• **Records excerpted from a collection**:
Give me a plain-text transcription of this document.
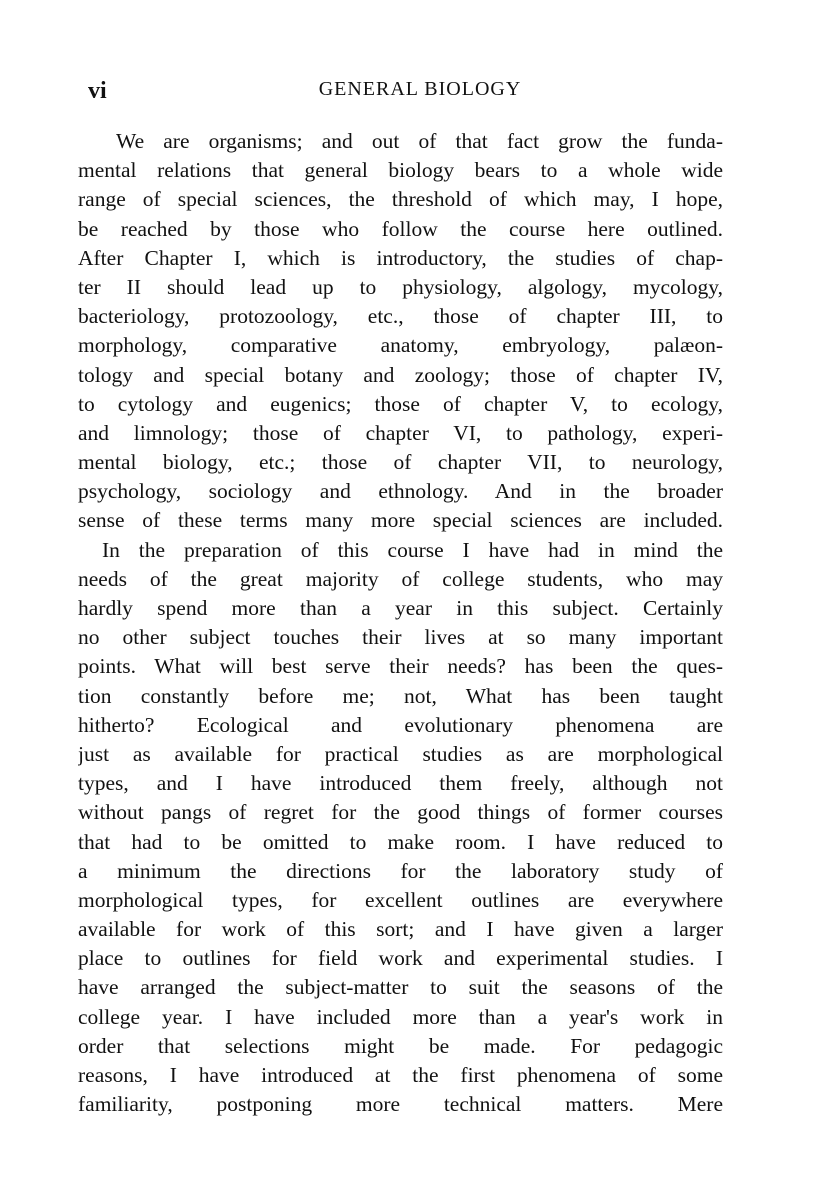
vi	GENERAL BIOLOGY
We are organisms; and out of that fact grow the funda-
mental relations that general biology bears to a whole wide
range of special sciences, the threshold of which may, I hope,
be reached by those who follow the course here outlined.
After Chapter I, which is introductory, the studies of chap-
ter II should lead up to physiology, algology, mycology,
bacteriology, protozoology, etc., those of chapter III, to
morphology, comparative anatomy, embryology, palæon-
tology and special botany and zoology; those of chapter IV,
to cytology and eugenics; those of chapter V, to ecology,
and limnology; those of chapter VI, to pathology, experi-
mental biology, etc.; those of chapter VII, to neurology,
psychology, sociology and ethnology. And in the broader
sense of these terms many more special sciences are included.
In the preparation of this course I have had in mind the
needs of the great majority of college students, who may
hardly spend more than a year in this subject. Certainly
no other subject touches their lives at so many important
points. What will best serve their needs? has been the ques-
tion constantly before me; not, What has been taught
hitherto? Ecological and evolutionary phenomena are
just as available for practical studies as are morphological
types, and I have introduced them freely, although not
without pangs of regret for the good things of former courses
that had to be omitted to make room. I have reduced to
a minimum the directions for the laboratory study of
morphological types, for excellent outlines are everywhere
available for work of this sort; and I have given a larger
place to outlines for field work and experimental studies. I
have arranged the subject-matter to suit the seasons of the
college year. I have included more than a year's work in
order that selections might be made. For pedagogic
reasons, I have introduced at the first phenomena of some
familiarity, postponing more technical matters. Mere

• **WORK ORDER**: Each line holding the string "college" counts once. Work out the number of such lines in the data and give only that.

• **RESPONSE BELOW**: 2